* **Aim**
The records that follow are to be transcribed in full, without their images.

Records excerpted from a collection:
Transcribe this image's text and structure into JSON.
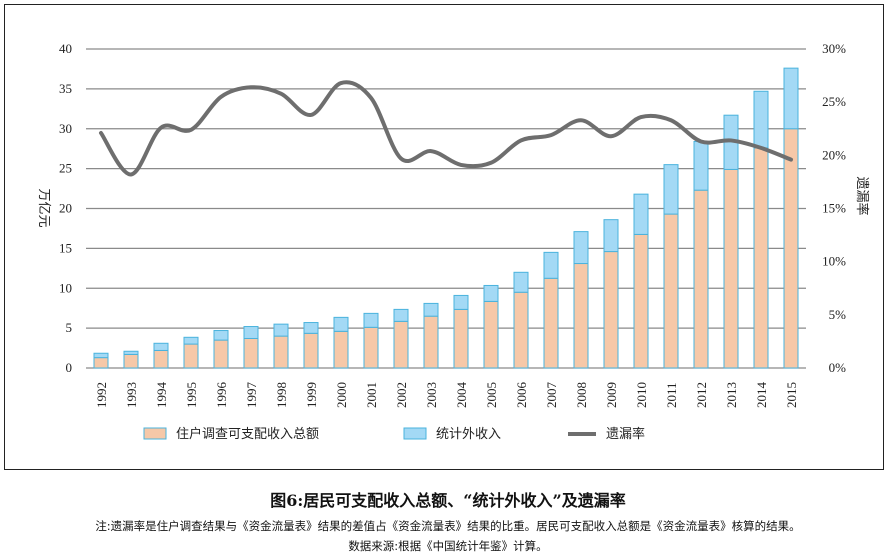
{
  "chart_data": {
    "type": "bar",
    "stacked": true,
    "categories": [
      "1992",
      "1993",
      "1994",
      "1995",
      "1996",
      "1997",
      "1998",
      "1999",
      "2000",
      "2001",
      "2002",
      "2003",
      "2004",
      "2005",
      "2006",
      "2007",
      "2008",
      "2009",
      "2010",
      "2011",
      "2012",
      "2013",
      "2014",
      "2015"
    ],
    "series": [
      {
        "name": "住户调查可支配收入总额",
        "type": "bar",
        "axis": "left",
        "color": "#f6c8a8",
        "values": [
          1.3,
          1.7,
          2.2,
          3.0,
          3.5,
          3.7,
          4.0,
          4.35,
          4.6,
          5.1,
          5.85,
          6.5,
          7.35,
          8.35,
          9.5,
          11.25,
          13.1,
          14.6,
          16.75,
          19.3,
          22.3,
          24.9,
          27.6,
          30.0
        ]
      },
      {
        "name": "统计外收入",
        "type": "bar",
        "axis": "left",
        "color": "#a3d9f5",
        "values": [
          0.55,
          0.4,
          0.9,
          0.85,
          1.2,
          1.5,
          1.5,
          1.35,
          1.75,
          1.75,
          1.5,
          1.6,
          1.75,
          2.0,
          2.5,
          3.25,
          4.0,
          4.0,
          5.05,
          6.2,
          6.1,
          6.8,
          7.1,
          7.6
        ]
      },
      {
        "name": "遗漏率",
        "type": "line",
        "axis": "right",
        "color": "#6e6e6e",
        "values": [
          22.1,
          18.2,
          22.6,
          22.4,
          25.5,
          26.4,
          25.8,
          23.8,
          26.8,
          25.4,
          19.7,
          20.4,
          19.1,
          19.3,
          21.4,
          21.9,
          23.3,
          21.8,
          23.6,
          23.3,
          21.3,
          21.4,
          20.7,
          19.6
        ]
      }
    ],
    "ylabel": "万亿元",
    "y2label": "遗漏率",
    "ylim": [
      0,
      40
    ],
    "y2lim": [
      0,
      30
    ],
    "yticks": [
      "0",
      "5",
      "10",
      "15",
      "20",
      "25",
      "30",
      "35",
      "40"
    ],
    "y2ticks": [
      "0%",
      "5%",
      "10%",
      "15%",
      "20%",
      "25%",
      "30%"
    ],
    "grid": true,
    "legend_position": "bottom",
    "bar_border_color": "#4ab3dd"
  },
  "caption": "图6:居民可支配收入总额、“统计外收入”及遗漏率",
  "note": "注:遗漏率是住户调查结果与《资金流量表》结果的差值占《资金流量表》结果的比重。居民可支配收入总额是《资金流量表》核算的结果。",
  "source": "数据来源:根据《中国统计年鉴》计算。"
}
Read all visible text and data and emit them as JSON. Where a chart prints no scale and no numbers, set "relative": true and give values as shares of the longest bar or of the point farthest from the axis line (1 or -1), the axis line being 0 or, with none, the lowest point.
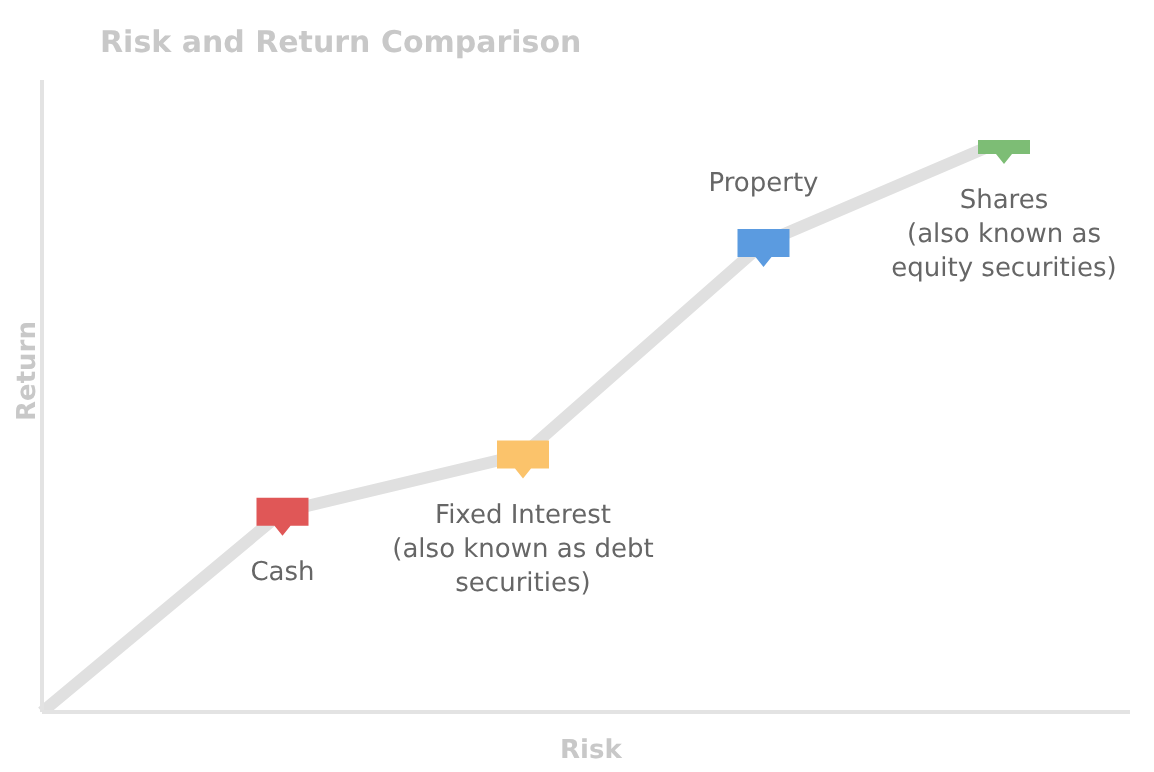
{
  "chart_data": {
    "type": "line",
    "title": "Risk and Return Comparison",
    "xlabel": "Risk",
    "ylabel": "Return",
    "relative": true,
    "marker": "square",
    "categories": [
      null,
      null,
      null,
      null,
      null
    ],
    "series": [
      {
        "color": "#e0e0e0",
        "values": [
          0,
          0.35,
          0.45,
          0.82,
          1
        ],
        "colors": [
          null,
          "#e05757",
          "#fbc36b",
          "#5b9be0",
          "#7dbd75"
        ]
      }
    ],
    "annotations": [
      "Cash",
      "Fixed Interest\n(also known as debt\nsecurities)",
      "Property",
      "Shares\n(also known as\nequity securities)"
    ]
  }
}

* **Solution to this task**
Transcribe this image's text and structure into JSON.
{
  "chart_data": {
    "type": "bar",
    "stacked": true,
    "categories": [
      "1992",
      "1993",
      "1994",
      "1995",
      "1996",
      "1997",
      "1998",
      "1999",
      "2000",
      "2001",
      "2002",
      "2003",
      "2004",
      "2005",
      "2006",
      "2007",
      "2008",
      "2009",
      "2010",
      "2011",
      "2012",
      "2013",
      "2014",
      "2015"
    ],
    "series": [
      {
        "name": "住户调查可支配收入总额",
        "type": "bar",
        "axis": "left",
        "color": "#f6c8a8",
        "values": [
          1.3,
          1.7,
          2.2,
          3.0,
          3.5,
          3.7,
          4.0,
          4.35,
          4.6,
          5.1,
          5.85,
          6.5,
          7.35,
          8.35,
          9.5,
          11.25,
          13.1,
          14.6,
          16.75,
          19.3,
          22.3,
          24.9,
          27.6,
          30.0
        ]
      },
      {
        "name": "统计外收入",
        "type": "bar",
        "axis": "left",
        "color": "#a3d9f5",
        "values": [
          0.55,
          0.4,
          0.9,
          0.85,
          1.2,
          1.5,
          1.5,
          1.35,
          1.75,
          1.75,
          1.5,
          1.6,
          1.75,
          2.0,
          2.5,
          3.25,
          4.0,
          4.0,
          5.05,
          6.2,
          6.1,
          6.8,
          7.1,
          7.6
        ]
      },
      {
        "name": "遗漏率",
        "type": "line",
        "axis": "right",
        "color": "#6e6e6e",
        "values": [
          22.1,
          18.2,
          22.6,
          22.4,
          25.5,
          26.4,
          25.8,
          23.8,
          26.8,
          25.4,
          19.7,
          20.4,
          19.1,
          19.3,
          21.4,
          21.9,
          23.3,
          21.8,
          23.6,
          23.3,
          21.3,
          21.4,
          20.7,
          19.6
        ]
      }
    ],
    "ylabel": "万亿元",
    "y2label": "遗漏率",
    "ylim": [
      0,
      40
    ],
    "y2lim": [
      0,
      30
    ],
    "yticks": [
      "0",
      "5",
      "10",
      "15",
      "20",
      "25",
      "30",
      "35",
      "40"
    ],
    "y2ticks": [
      "0%",
      "5%",
      "10%",
      "15%",
      "20%",
      "25%",
      "30%"
    ],
    "grid": true,
    "legend_position": "bottom",
    "bar_border_color": "#4ab3dd"
  },
  "caption": "图6:居民可支配收入总额、“统计外收入”及遗漏率",
  "note": "注:遗漏率是住户调查结果与《资金流量表》结果的差值占《资金流量表》结果的比重。居民可支配收入总额是《资金流量表》核算的结果。",
  "source": "数据来源:根据《中国统计年鉴》计算。"
}
Read all visible text and data and emit them as JSON. Where a chart prints no scale and no numbers, set "relative": true and give values as shares of the longest bar or of the point farthest from the axis line (1 or -1), the axis line being 0 or, with none, the lowest point.
{
  "chart_data": {
    "type": "line",
    "title": "Risk and Return Comparison",
    "xlabel": "Risk",
    "ylabel": "Return",
    "relative": true,
    "marker": "square",
    "categories": [
      null,
      null,
      null,
      null,
      null
    ],
    "series": [
      {
        "color": "#e0e0e0",
        "values": [
          0,
          0.35,
          0.45,
          0.82,
          1
        ],
        "colors": [
          null,
          "#e05757",
          "#fbc36b",
          "#5b9be0",
          "#7dbd75"
        ]
      }
    ],
    "annotations": [
      "Cash",
      "Fixed Interest\n(also known as debt\nsecurities)",
      "Property",
      "Shares\n(also known as\nequity securities)"
    ]
  }
}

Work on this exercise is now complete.